■ **TASK TO CARRY OUT**
Where a line contains the string "методов", copy that line.

■ **PROVIDED RECORDS**
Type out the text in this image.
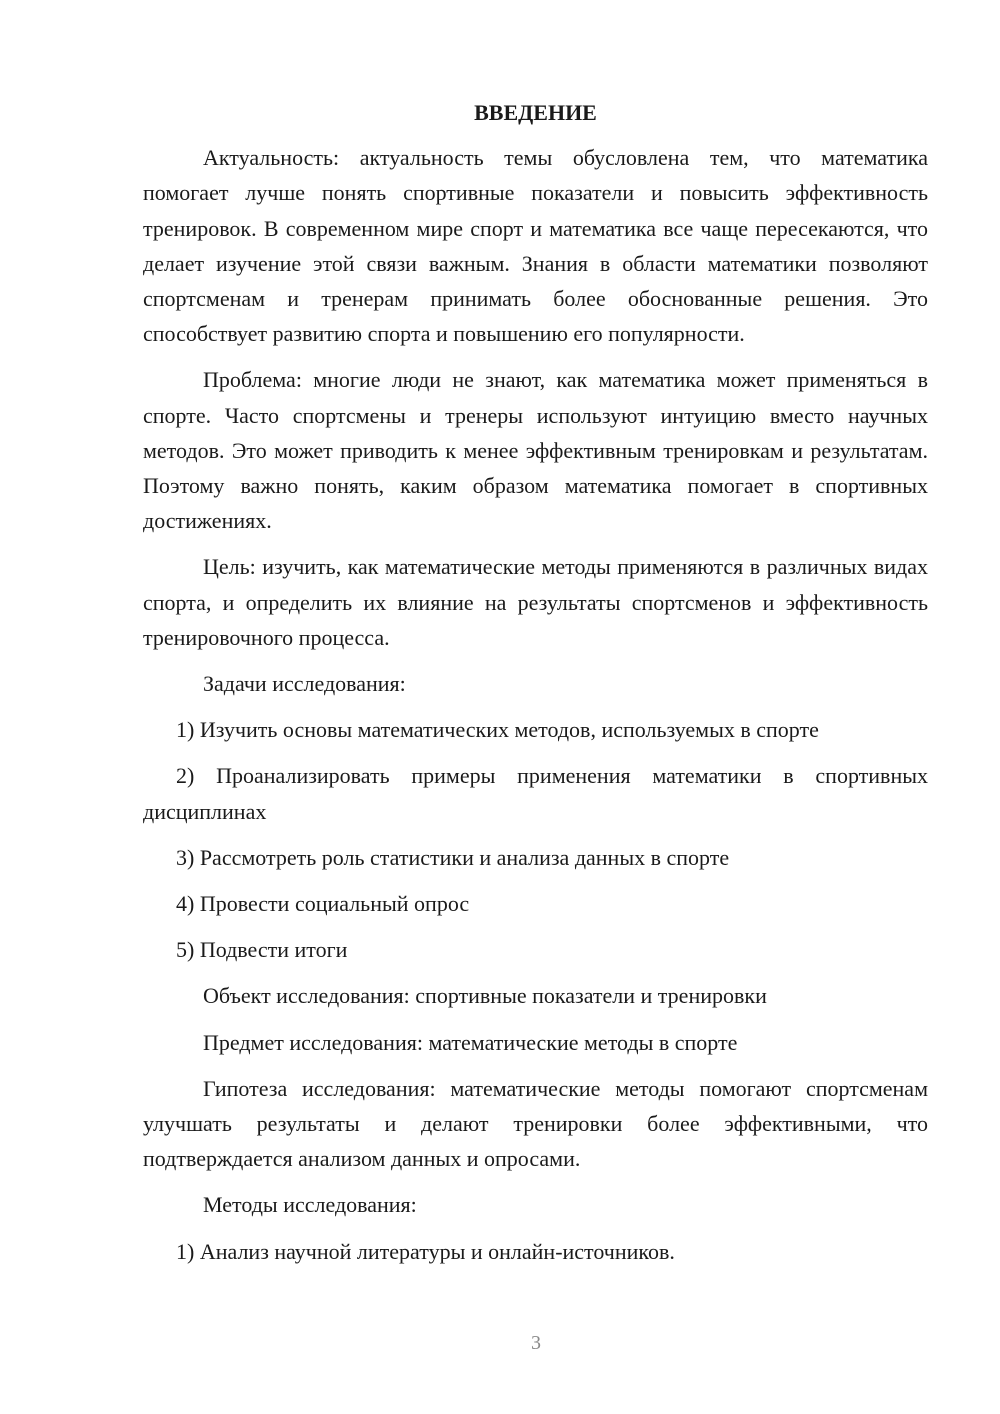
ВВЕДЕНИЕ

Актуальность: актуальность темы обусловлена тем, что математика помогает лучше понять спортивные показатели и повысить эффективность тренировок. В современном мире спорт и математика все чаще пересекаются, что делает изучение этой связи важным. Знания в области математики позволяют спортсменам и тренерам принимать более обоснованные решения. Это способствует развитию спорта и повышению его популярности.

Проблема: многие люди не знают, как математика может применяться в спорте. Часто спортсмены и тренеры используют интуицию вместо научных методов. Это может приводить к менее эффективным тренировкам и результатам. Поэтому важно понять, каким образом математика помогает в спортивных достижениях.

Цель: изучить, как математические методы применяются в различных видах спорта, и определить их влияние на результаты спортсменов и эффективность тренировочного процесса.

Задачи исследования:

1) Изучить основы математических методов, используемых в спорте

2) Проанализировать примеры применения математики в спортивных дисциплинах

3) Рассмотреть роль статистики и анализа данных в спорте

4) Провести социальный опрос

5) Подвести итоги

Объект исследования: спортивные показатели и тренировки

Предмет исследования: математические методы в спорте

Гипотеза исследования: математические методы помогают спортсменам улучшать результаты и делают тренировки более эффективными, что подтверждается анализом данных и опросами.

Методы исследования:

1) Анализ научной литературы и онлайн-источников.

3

■ **THE REPLY**
Проблема: многие люди не знают, как математика может применяться в спорте. Часто спортсмены и тренеры используют интуицию вместо научных методов. Это может приводить к менее эффективным тренировкам и результатам. Поэтому важно понять, каким образом математика помогает в спортивных достижениях.
1) Изучить основы математических методов, используемых в спорте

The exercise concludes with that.